Extracted information:
╔══

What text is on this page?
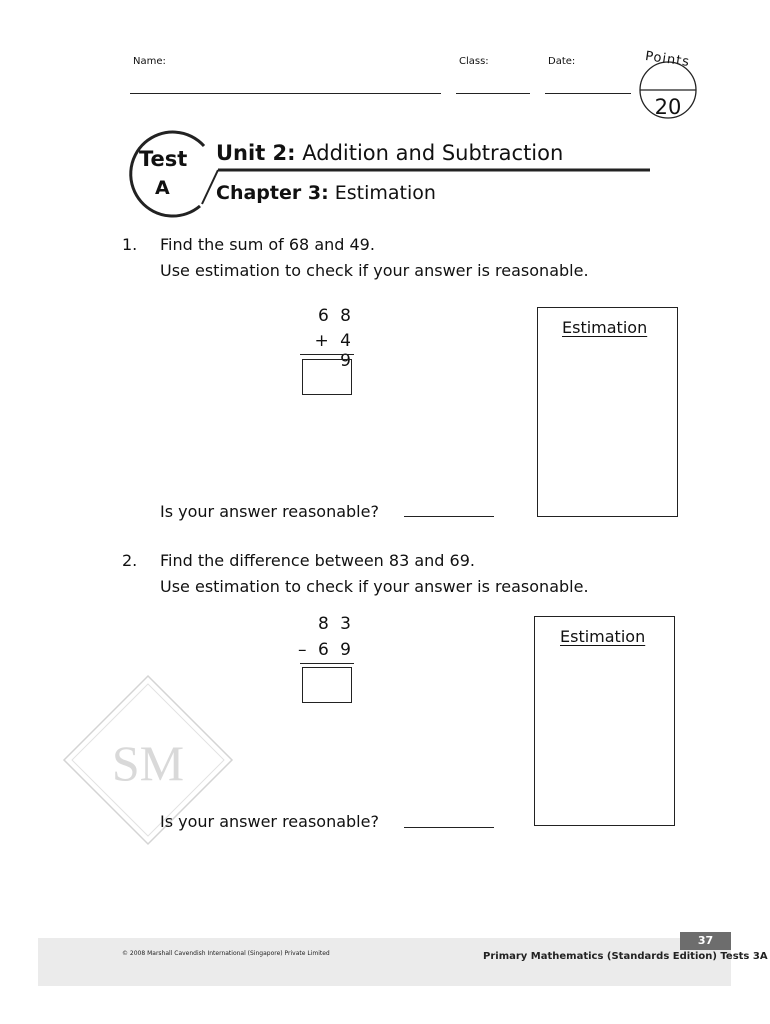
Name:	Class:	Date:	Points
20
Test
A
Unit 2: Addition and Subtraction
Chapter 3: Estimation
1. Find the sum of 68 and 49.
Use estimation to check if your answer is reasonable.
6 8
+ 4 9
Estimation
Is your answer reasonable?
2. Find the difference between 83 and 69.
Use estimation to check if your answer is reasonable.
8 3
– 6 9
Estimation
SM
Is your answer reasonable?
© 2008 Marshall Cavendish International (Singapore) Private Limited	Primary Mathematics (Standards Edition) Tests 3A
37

╚══

Given problem:
Every record above must be given again exactly; drop the pictures.

Finished task:
What text is on this page?
Name:	Class:	Date:	Points
20
Test
A
Unit 2: Addition and Subtraction
Chapter 3: Estimation
1. Find the sum of 68 and 49.
Use estimation to check if your answer is reasonable.
6 8
+ 4 9
Estimation
Is your answer reasonable?
2. Find the difference between 83 and 69.
Use estimation to check if your answer is reasonable.
8 3
– 6 9
Estimation
SM
Is your answer reasonable?
© 2008 Marshall Cavendish International (Singapore) Private Limited	Primary Mathematics (Standards Edition) Tests 3A
37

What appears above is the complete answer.